ENTRIES PROVIDED -

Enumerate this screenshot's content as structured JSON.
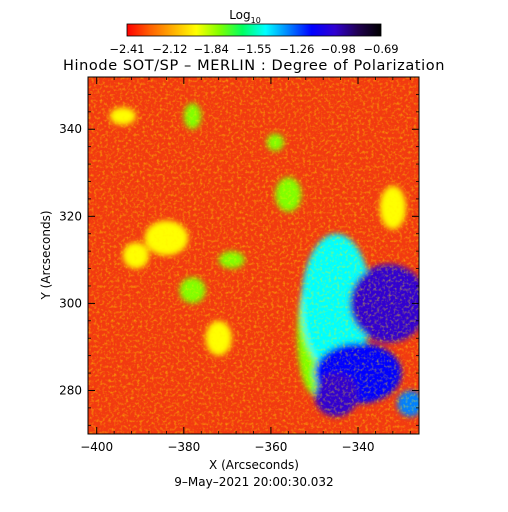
{
  "chart_data": {
    "type": "heatmap",
    "title": "Hinode SOT/SP – MERLIN : Degree of Polarization",
    "xlabel": "X (Arcseconds)",
    "ylabel": "Y (Arcseconds)",
    "xlim": [
      -402,
      -326
    ],
    "ylim": [
      270,
      352
    ],
    "xticks": [
      -400,
      -380,
      -360,
      -340
    ],
    "yticks": [
      280,
      300,
      320,
      340
    ],
    "xtick_labels": [
      "−400",
      "−380",
      "−360",
      "−340"
    ],
    "ytick_labels": [
      "280",
      "300",
      "320",
      "340"
    ],
    "timestamp": "9–May–2021 20:00:30.032",
    "colorbar": {
      "label_main": "Log",
      "label_sub": "10",
      "range": [
        -2.41,
        -0.69
      ],
      "ticks": [
        -2.41,
        -2.12,
        -1.84,
        -1.55,
        -1.26,
        -0.98,
        -0.69
      ],
      "tick_labels": [
        "−2.41",
        "−2.12",
        "−1.84",
        "−1.55",
        "−1.26",
        "−0.98",
        "−0.69"
      ],
      "colormap": [
        "#ff0000",
        "#ff6000",
        "#ffb000",
        "#ffff00",
        "#80ff00",
        "#00ff60",
        "#00ffff",
        "#0080ff",
        "#0000ff",
        "#3000d0",
        "#200050",
        "#000000"
      ]
    },
    "features": [
      {
        "x": -333,
        "y": 300,
        "value": -1.0,
        "rx": 9,
        "ry": 9
      },
      {
        "x": -331,
        "y": 298,
        "value": -0.95,
        "rx": 5,
        "ry": 5
      },
      {
        "x": -345,
        "y": 279,
        "value": -1.0,
        "rx": 5,
        "ry": 5
      },
      {
        "x": -340,
        "y": 284,
        "value": -1.2,
        "rx": 10,
        "ry": 7
      },
      {
        "x": -345,
        "y": 300,
        "value": -1.55,
        "rx": 8,
        "ry": 16
      },
      {
        "x": -350,
        "y": 293,
        "value": -1.75,
        "rx": 4,
        "ry": 14
      },
      {
        "x": -384,
        "y": 315,
        "value": -1.9,
        "rx": 5,
        "ry": 4
      },
      {
        "x": -391,
        "y": 311,
        "value": -1.9,
        "rx": 3,
        "ry": 3
      },
      {
        "x": -378,
        "y": 303,
        "value": -1.85,
        "rx": 3,
        "ry": 3
      },
      {
        "x": -372,
        "y": 292,
        "value": -1.9,
        "rx": 3,
        "ry": 4
      },
      {
        "x": -369,
        "y": 310,
        "value": -1.85,
        "rx": 3,
        "ry": 2
      },
      {
        "x": -356,
        "y": 325,
        "value": -1.85,
        "rx": 3,
        "ry": 4
      },
      {
        "x": -359,
        "y": 337,
        "value": -1.8,
        "rx": 2,
        "ry": 2
      },
      {
        "x": -378,
        "y": 343,
        "value": -1.85,
        "rx": 2,
        "ry": 3
      },
      {
        "x": -394,
        "y": 343,
        "value": -2.0,
        "rx": 3,
        "ry": 2
      },
      {
        "x": -332,
        "y": 322,
        "value": -2.0,
        "rx": 3,
        "ry": 5
      },
      {
        "x": -328,
        "y": 277,
        "value": -1.3,
        "rx": 3,
        "ry": 3
      }
    ]
  }
}
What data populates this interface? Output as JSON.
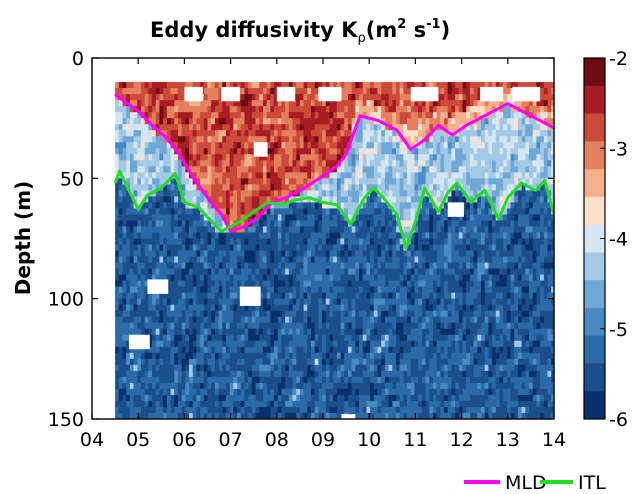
{
  "chart_data": {
    "type": "heatmap",
    "title": "Eddy diffusivity K",
    "title_subscript": "ρ",
    "title_units": "(m",
    "title_units_exp": "2",
    "title_units_mid": " s",
    "title_units_exp2": "-1",
    "title_units_end": ")",
    "ylabel": "Depth (m)",
    "xlabel": "",
    "x_ticks": [
      "04",
      "05",
      "06",
      "07",
      "08",
      "09",
      "10",
      "11",
      "12",
      "13",
      "14"
    ],
    "y_ticks": [
      "0",
      "50",
      "100",
      "150"
    ],
    "xlim": [
      4,
      14
    ],
    "ylim": [
      0,
      150
    ],
    "y_reversed": true,
    "colorbar": {
      "ticks": [
        "-2",
        "-3",
        "-4",
        "-5",
        "-6"
      ],
      "range": [
        -6,
        -2
      ],
      "colors": [
        "#08306b",
        "#1a4f8c",
        "#2b6aa8",
        "#4a8ac2",
        "#6fa8d6",
        "#a3c9e6",
        "#d4e6f2",
        "#fbe0cc",
        "#f4b08a",
        "#e4805d",
        "#cc4a3a",
        "#a81c24",
        "#6e0b13"
      ]
    },
    "series": [
      {
        "name": "MLD",
        "color": "#ff00ff",
        "x": [
          4.5,
          4.7,
          5.0,
          5.3,
          5.6,
          5.9,
          6.2,
          6.5,
          6.8,
          7.0,
          7.3,
          7.6,
          7.9,
          8.2,
          8.6,
          9.0,
          9.3,
          9.5,
          9.8,
          10.2,
          10.6,
          10.9,
          11.2,
          11.5,
          11.8,
          12.1,
          12.4,
          12.7,
          13.0,
          13.3,
          13.6,
          13.8,
          14.0
        ],
        "y": [
          15,
          18,
          22,
          28,
          33,
          40,
          50,
          58,
          65,
          72,
          70,
          66,
          60,
          58,
          54,
          49,
          45,
          40,
          24,
          26,
          30,
          38,
          34,
          28,
          32,
          28,
          25,
          22,
          19,
          22,
          25,
          27,
          29
        ]
      },
      {
        "name": "ITL",
        "color": "#22dd22",
        "x": [
          4.5,
          4.6,
          4.8,
          5.0,
          5.2,
          5.5,
          5.8,
          6.0,
          6.3,
          6.6,
          6.8,
          7.0,
          7.2,
          7.5,
          7.8,
          8.1,
          8.4,
          8.7,
          9.0,
          9.3,
          9.6,
          9.9,
          10.1,
          10.3,
          10.6,
          10.8,
          11.0,
          11.2,
          11.5,
          11.7,
          11.9,
          12.2,
          12.5,
          12.8,
          13.0,
          13.3,
          13.6,
          13.8,
          14.0
        ],
        "y": [
          52,
          47,
          55,
          63,
          57,
          54,
          48,
          60,
          62,
          68,
          72,
          70,
          68,
          64,
          60,
          61,
          59,
          58,
          60,
          61,
          69,
          58,
          54,
          58,
          65,
          79,
          68,
          54,
          64,
          56,
          52,
          60,
          55,
          67,
          58,
          52,
          55,
          51,
          65
        ]
      }
    ],
    "legend": [
      "MLD",
      "ITL"
    ],
    "legend_position": "bottom-right"
  }
}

OBJECTIVE - Reproduce the entries above word for word. Pictures stay out.

SOLUTION -
Enumerate this screenshot's content as structured JSON.
{
  "chart_data": {
    "type": "heatmap",
    "title": "Hinode SOT/SP – MERLIN : Degree of Polarization",
    "xlabel": "X (Arcseconds)",
    "ylabel": "Y (Arcseconds)",
    "xlim": [
      -402,
      -326
    ],
    "ylim": [
      270,
      352
    ],
    "xticks": [
      -400,
      -380,
      -360,
      -340
    ],
    "yticks": [
      280,
      300,
      320,
      340
    ],
    "xtick_labels": [
      "−400",
      "−380",
      "−360",
      "−340"
    ],
    "ytick_labels": [
      "280",
      "300",
      "320",
      "340"
    ],
    "timestamp": "9–May–2021 20:00:30.032",
    "colorbar": {
      "label_main": "Log",
      "label_sub": "10",
      "range": [
        -2.41,
        -0.69
      ],
      "ticks": [
        -2.41,
        -2.12,
        -1.84,
        -1.55,
        -1.26,
        -0.98,
        -0.69
      ],
      "tick_labels": [
        "−2.41",
        "−2.12",
        "−1.84",
        "−1.55",
        "−1.26",
        "−0.98",
        "−0.69"
      ],
      "colormap": [
        "#ff0000",
        "#ff6000",
        "#ffb000",
        "#ffff00",
        "#80ff00",
        "#00ff60",
        "#00ffff",
        "#0080ff",
        "#0000ff",
        "#3000d0",
        "#200050",
        "#000000"
      ]
    },
    "features": [
      {
        "x": -333,
        "y": 300,
        "value": -1.0,
        "rx": 9,
        "ry": 9
      },
      {
        "x": -331,
        "y": 298,
        "value": -0.95,
        "rx": 5,
        "ry": 5
      },
      {
        "x": -345,
        "y": 279,
        "value": -1.0,
        "rx": 5,
        "ry": 5
      },
      {
        "x": -340,
        "y": 284,
        "value": -1.2,
        "rx": 10,
        "ry": 7
      },
      {
        "x": -345,
        "y": 300,
        "value": -1.55,
        "rx": 8,
        "ry": 16
      },
      {
        "x": -350,
        "y": 293,
        "value": -1.75,
        "rx": 4,
        "ry": 14
      },
      {
        "x": -384,
        "y": 315,
        "value": -1.9,
        "rx": 5,
        "ry": 4
      },
      {
        "x": -391,
        "y": 311,
        "value": -1.9,
        "rx": 3,
        "ry": 3
      },
      {
        "x": -378,
        "y": 303,
        "value": -1.85,
        "rx": 3,
        "ry": 3
      },
      {
        "x": -372,
        "y": 292,
        "value": -1.9,
        "rx": 3,
        "ry": 4
      },
      {
        "x": -369,
        "y": 310,
        "value": -1.85,
        "rx": 3,
        "ry": 2
      },
      {
        "x": -356,
        "y": 325,
        "value": -1.85,
        "rx": 3,
        "ry": 4
      },
      {
        "x": -359,
        "y": 337,
        "value": -1.8,
        "rx": 2,
        "ry": 2
      },
      {
        "x": -378,
        "y": 343,
        "value": -1.85,
        "rx": 2,
        "ry": 3
      },
      {
        "x": -394,
        "y": 343,
        "value": -2.0,
        "rx": 3,
        "ry": 2
      },
      {
        "x": -332,
        "y": 322,
        "value": -2.0,
        "rx": 3,
        "ry": 5
      },
      {
        "x": -328,
        "y": 277,
        "value": -1.3,
        "rx": 3,
        "ry": 3
      }
    ]
  }
}
What data populates this interface? Output as JSON.
{
  "chart_data": {
    "type": "heatmap",
    "title": "Eddy diffusivity K",
    "title_subscript": "ρ",
    "title_units": "(m",
    "title_units_exp": "2",
    "title_units_mid": " s",
    "title_units_exp2": "-1",
    "title_units_end": ")",
    "ylabel": "Depth (m)",
    "xlabel": "",
    "x_ticks": [
      "04",
      "05",
      "06",
      "07",
      "08",
      "09",
      "10",
      "11",
      "12",
      "13",
      "14"
    ],
    "y_ticks": [
      "0",
      "50",
      "100",
      "150"
    ],
    "xlim": [
      4,
      14
    ],
    "ylim": [
      0,
      150
    ],
    "y_reversed": true,
    "colorbar": {
      "ticks": [
        "-2",
        "-3",
        "-4",
        "-5",
        "-6"
      ],
      "range": [
        -6,
        -2
      ],
      "colors": [
        "#08306b",
        "#1a4f8c",
        "#2b6aa8",
        "#4a8ac2",
        "#6fa8d6",
        "#a3c9e6",
        "#d4e6f2",
        "#fbe0cc",
        "#f4b08a",
        "#e4805d",
        "#cc4a3a",
        "#a81c24",
        "#6e0b13"
      ]
    },
    "series": [
      {
        "name": "MLD",
        "color": "#ff00ff",
        "x": [
          4.5,
          4.7,
          5.0,
          5.3,
          5.6,
          5.9,
          6.2,
          6.5,
          6.8,
          7.0,
          7.3,
          7.6,
          7.9,
          8.2,
          8.6,
          9.0,
          9.3,
          9.5,
          9.8,
          10.2,
          10.6,
          10.9,
          11.2,
          11.5,
          11.8,
          12.1,
          12.4,
          12.7,
          13.0,
          13.3,
          13.6,
          13.8,
          14.0
        ],
        "y": [
          15,
          18,
          22,
          28,
          33,
          40,
          50,
          58,
          65,
          72,
          70,
          66,
          60,
          58,
          54,
          49,
          45,
          40,
          24,
          26,
          30,
          38,
          34,
          28,
          32,
          28,
          25,
          22,
          19,
          22,
          25,
          27,
          29
        ]
      },
      {
        "name": "ITL",
        "color": "#22dd22",
        "x": [
          4.5,
          4.6,
          4.8,
          5.0,
          5.2,
          5.5,
          5.8,
          6.0,
          6.3,
          6.6,
          6.8,
          7.0,
          7.2,
          7.5,
          7.8,
          8.1,
          8.4,
          8.7,
          9.0,
          9.3,
          9.6,
          9.9,
          10.1,
          10.3,
          10.6,
          10.8,
          11.0,
          11.2,
          11.5,
          11.7,
          11.9,
          12.2,
          12.5,
          12.8,
          13.0,
          13.3,
          13.6,
          13.8,
          14.0
        ],
        "y": [
          52,
          47,
          55,
          63,
          57,
          54,
          48,
          60,
          62,
          68,
          72,
          70,
          68,
          64,
          60,
          61,
          59,
          58,
          60,
          61,
          69,
          58,
          54,
          58,
          65,
          79,
          68,
          54,
          64,
          56,
          52,
          60,
          55,
          67,
          58,
          52,
          55,
          51,
          65
        ]
      }
    ],
    "legend": [
      "MLD",
      "ITL"
    ],
    "legend_position": "bottom-right"
  }
}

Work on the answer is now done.